Directions
Find each line containing the string "color". Copy it.

[Data records]
#####

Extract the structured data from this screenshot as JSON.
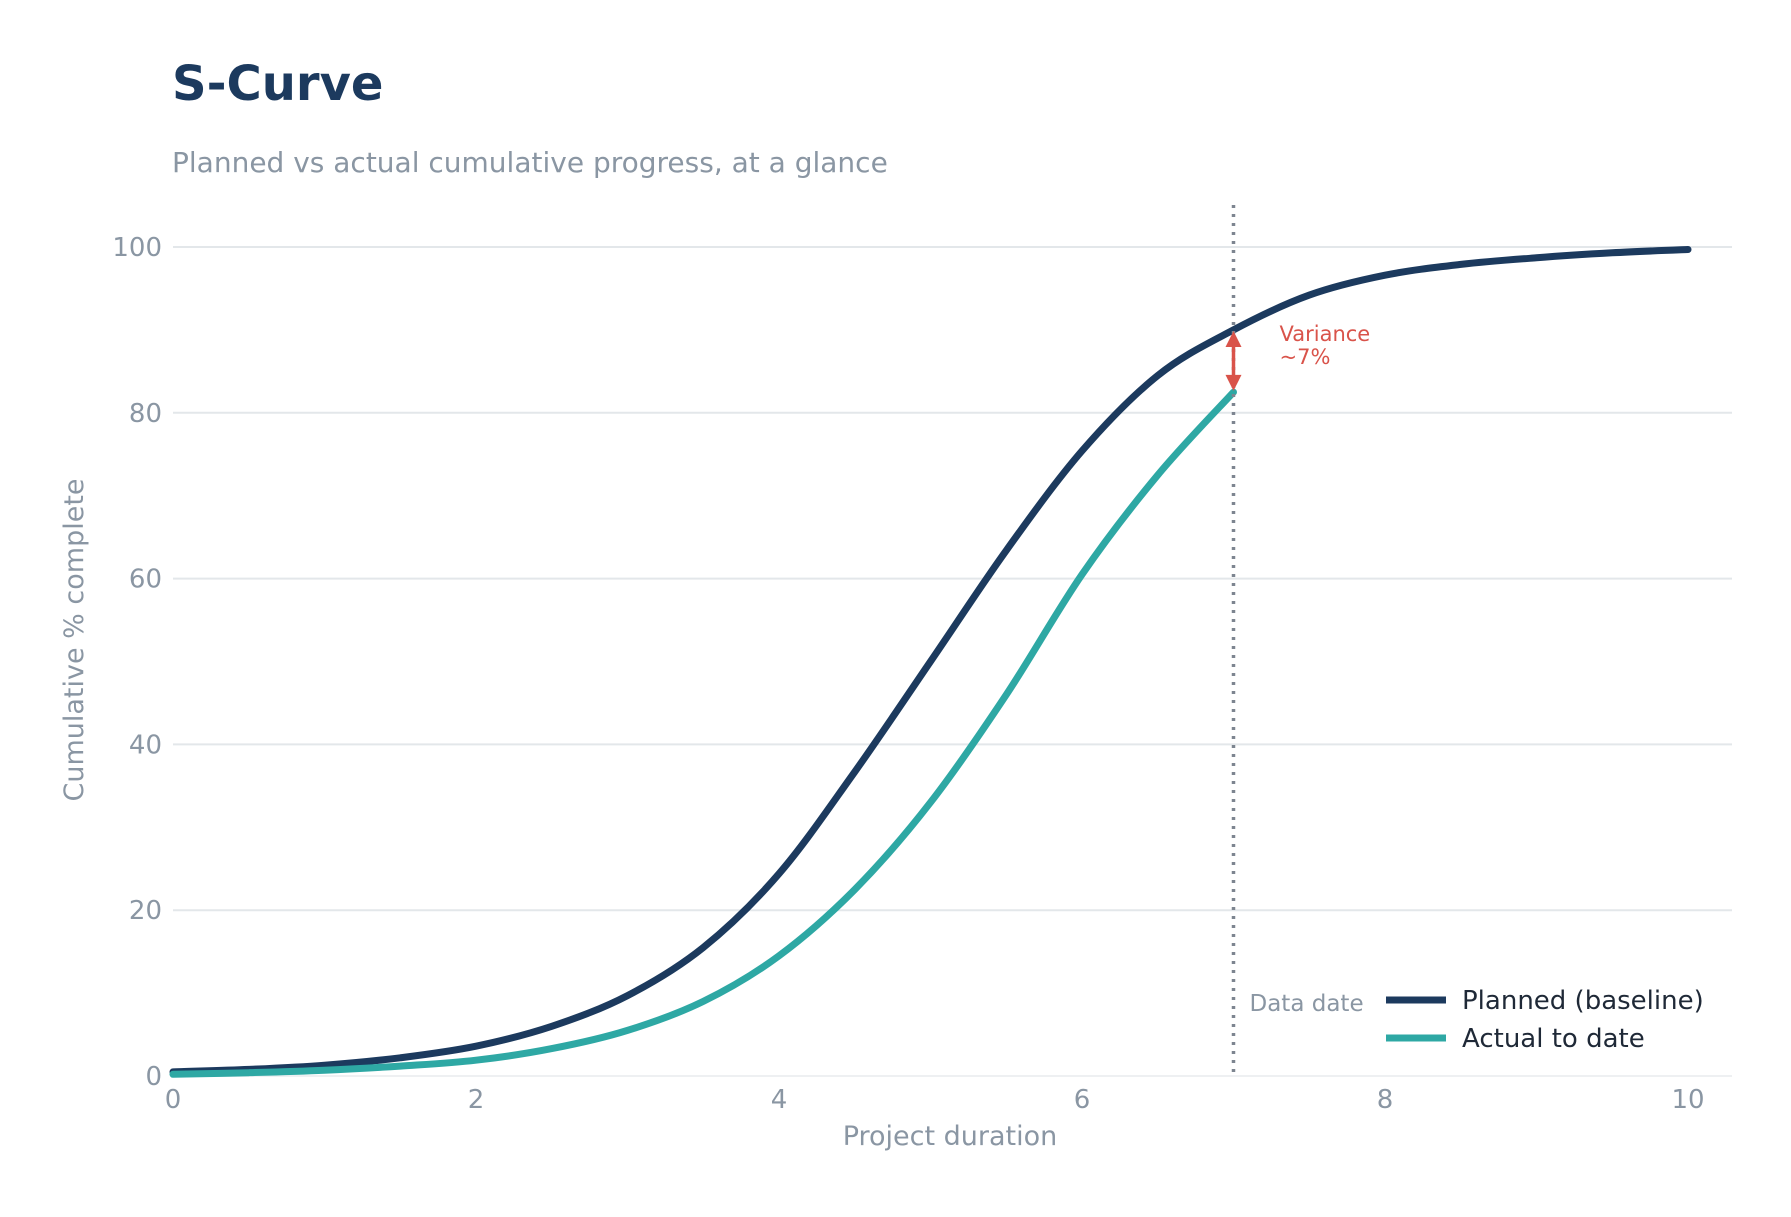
{
  "chart_data": {
    "type": "line",
    "title": "S-Curve",
    "subtitle": "Planned vs actual cumulative progress, at a glance",
    "xlabel": "Project duration",
    "ylabel": "Cumulative % complete",
    "xlim": [
      0,
      10.3
    ],
    "ylim": [
      0,
      105
    ],
    "xticks": [
      "0",
      "2",
      "4",
      "6",
      "8",
      "10"
    ],
    "yticks": [
      "0",
      "20",
      "40",
      "60",
      "80",
      "100"
    ],
    "grid": "horizontal",
    "legend_position": "bottom-right",
    "series": [
      {
        "name": "Planned (baseline)",
        "color": "#1c3a5e",
        "x": [
          0,
          0.5,
          1,
          1.5,
          2,
          2.5,
          3,
          3.5,
          4,
          4.5,
          5,
          5.5,
          6,
          6.5,
          7,
          7.5,
          8,
          8.5,
          9,
          9.5,
          10
        ],
        "y": [
          0.5,
          0.8,
          1.3,
          2.2,
          3.6,
          6.0,
          9.7,
          15.5,
          24.4,
          36.7,
          50.0,
          63.4,
          75.4,
          84.5,
          90.0,
          94.2,
          96.6,
          97.9,
          98.7,
          99.3,
          99.7
        ]
      },
      {
        "name": "Actual to date",
        "color": "#2ea8a4",
        "x": [
          0,
          0.5,
          1,
          1.5,
          2,
          2.5,
          3,
          3.5,
          4,
          4.5,
          5,
          5.5,
          6,
          6.5,
          7
        ],
        "y": [
          0.2,
          0.4,
          0.7,
          1.2,
          1.9,
          3.3,
          5.5,
          9.0,
          14.5,
          22.5,
          33.0,
          46.0,
          60.5,
          72.5,
          82.5
        ]
      }
    ],
    "data_date": {
      "x": 7,
      "label": "Data date"
    },
    "annotation": {
      "line1": "Variance",
      "line2": "~7%",
      "x": 7,
      "y_from": 83,
      "y_to": 89.5,
      "color": "#d9534a"
    }
  }
}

#####

Task output
        "color": "#1c3a5e",
        "color": "#2ea8a4",
      "color": "#d9534a"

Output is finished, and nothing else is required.